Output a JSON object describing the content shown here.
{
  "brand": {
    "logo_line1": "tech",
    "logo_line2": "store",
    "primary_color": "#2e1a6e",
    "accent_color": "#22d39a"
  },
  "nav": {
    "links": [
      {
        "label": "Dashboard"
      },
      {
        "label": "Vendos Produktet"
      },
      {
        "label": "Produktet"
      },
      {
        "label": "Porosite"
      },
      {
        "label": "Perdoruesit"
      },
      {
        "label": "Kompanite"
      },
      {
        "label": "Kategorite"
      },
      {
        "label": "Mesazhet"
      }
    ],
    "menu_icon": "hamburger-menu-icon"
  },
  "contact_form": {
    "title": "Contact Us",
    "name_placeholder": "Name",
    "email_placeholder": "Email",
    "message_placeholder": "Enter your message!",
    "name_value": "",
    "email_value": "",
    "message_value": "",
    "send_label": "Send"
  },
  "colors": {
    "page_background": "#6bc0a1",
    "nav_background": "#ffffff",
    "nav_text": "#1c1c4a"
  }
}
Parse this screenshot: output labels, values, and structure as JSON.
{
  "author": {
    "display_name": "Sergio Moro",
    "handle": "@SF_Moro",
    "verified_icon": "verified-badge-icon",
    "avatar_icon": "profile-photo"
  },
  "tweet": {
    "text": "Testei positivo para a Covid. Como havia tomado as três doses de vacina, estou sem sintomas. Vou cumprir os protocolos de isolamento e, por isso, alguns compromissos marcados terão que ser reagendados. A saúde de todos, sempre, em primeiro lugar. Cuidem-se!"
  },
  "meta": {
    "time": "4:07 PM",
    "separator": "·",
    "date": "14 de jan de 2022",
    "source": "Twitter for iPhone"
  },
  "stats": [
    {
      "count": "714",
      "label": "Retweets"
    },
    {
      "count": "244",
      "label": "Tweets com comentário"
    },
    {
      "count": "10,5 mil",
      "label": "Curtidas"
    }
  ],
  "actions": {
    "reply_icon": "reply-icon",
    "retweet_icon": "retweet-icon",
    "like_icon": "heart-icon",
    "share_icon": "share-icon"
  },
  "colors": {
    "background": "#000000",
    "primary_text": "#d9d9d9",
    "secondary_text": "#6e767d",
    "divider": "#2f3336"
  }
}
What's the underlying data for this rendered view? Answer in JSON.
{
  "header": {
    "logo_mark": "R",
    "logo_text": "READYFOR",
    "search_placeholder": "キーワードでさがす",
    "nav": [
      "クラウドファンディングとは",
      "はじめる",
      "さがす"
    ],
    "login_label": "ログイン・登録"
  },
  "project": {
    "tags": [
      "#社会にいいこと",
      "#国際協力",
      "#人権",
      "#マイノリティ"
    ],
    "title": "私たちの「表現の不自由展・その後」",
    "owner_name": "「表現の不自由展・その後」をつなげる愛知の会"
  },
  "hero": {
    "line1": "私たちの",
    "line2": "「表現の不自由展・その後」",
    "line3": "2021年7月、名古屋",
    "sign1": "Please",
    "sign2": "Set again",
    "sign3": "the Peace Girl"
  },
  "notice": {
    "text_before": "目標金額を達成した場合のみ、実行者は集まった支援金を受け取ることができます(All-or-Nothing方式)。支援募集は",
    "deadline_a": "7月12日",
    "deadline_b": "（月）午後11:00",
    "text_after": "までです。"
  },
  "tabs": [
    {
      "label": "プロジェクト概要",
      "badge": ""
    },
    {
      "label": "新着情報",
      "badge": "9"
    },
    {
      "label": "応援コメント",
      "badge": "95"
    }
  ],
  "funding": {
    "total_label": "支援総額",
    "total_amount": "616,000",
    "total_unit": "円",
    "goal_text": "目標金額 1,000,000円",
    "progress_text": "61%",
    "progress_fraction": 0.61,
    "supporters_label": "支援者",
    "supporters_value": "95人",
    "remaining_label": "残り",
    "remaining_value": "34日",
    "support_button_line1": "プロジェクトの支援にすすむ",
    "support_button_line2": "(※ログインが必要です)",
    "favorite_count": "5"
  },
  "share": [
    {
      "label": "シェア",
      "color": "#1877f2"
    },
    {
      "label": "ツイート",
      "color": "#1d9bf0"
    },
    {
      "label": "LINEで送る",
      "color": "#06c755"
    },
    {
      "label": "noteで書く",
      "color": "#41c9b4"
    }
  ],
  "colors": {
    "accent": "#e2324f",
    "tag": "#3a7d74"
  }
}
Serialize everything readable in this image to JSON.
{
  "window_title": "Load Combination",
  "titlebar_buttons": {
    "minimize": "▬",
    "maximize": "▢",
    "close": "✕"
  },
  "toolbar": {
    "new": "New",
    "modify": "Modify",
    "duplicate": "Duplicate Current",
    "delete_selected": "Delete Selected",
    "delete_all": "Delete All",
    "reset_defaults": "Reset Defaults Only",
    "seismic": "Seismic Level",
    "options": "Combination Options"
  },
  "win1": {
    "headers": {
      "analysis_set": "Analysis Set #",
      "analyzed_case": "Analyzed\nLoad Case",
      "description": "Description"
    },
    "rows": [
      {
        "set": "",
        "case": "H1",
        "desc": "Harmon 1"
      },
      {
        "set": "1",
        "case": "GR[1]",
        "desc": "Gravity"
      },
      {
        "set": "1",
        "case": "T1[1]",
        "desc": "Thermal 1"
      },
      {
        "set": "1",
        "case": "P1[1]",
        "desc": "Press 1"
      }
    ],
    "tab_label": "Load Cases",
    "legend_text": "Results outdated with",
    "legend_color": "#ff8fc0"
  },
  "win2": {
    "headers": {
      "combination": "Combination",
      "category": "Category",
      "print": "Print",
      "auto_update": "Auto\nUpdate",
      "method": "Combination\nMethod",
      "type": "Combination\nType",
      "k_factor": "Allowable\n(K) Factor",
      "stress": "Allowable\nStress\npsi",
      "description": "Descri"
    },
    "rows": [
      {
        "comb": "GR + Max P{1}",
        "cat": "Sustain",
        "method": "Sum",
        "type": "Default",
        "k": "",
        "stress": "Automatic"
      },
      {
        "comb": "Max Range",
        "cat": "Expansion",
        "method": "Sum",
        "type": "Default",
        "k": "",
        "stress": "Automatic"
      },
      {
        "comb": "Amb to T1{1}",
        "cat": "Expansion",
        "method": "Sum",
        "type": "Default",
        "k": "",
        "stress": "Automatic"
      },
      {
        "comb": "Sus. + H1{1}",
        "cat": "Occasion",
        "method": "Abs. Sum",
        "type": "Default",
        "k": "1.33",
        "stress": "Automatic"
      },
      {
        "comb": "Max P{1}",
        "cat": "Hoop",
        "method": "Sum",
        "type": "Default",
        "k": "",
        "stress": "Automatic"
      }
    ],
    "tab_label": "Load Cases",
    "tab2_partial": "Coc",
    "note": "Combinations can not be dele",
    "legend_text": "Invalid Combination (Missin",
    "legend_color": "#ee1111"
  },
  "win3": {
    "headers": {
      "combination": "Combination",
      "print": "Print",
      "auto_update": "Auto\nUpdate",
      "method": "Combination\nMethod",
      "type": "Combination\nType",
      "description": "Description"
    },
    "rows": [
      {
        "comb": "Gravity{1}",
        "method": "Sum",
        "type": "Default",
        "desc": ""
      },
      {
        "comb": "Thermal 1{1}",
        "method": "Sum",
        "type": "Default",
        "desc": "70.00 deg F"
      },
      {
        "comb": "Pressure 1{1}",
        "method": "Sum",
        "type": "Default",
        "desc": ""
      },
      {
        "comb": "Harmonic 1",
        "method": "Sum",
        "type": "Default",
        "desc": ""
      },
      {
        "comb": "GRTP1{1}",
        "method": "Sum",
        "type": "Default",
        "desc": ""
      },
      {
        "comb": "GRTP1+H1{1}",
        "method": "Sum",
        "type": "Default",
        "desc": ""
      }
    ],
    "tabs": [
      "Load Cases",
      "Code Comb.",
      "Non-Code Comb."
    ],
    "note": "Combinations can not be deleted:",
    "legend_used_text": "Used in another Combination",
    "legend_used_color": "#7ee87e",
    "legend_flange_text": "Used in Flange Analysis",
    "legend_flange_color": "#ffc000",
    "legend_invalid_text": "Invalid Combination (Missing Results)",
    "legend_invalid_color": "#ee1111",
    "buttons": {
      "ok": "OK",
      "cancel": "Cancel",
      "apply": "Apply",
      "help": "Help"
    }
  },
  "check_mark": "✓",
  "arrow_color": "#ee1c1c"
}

## TASK BRIEF:
Select every line in the material above where the string "Allowable" occurs, and copy it.

## COMPLETE OUTPUT:
      "k_factor": "Allowable\n(K) Factor",
      "stress": "Allowable\nStress\npsi",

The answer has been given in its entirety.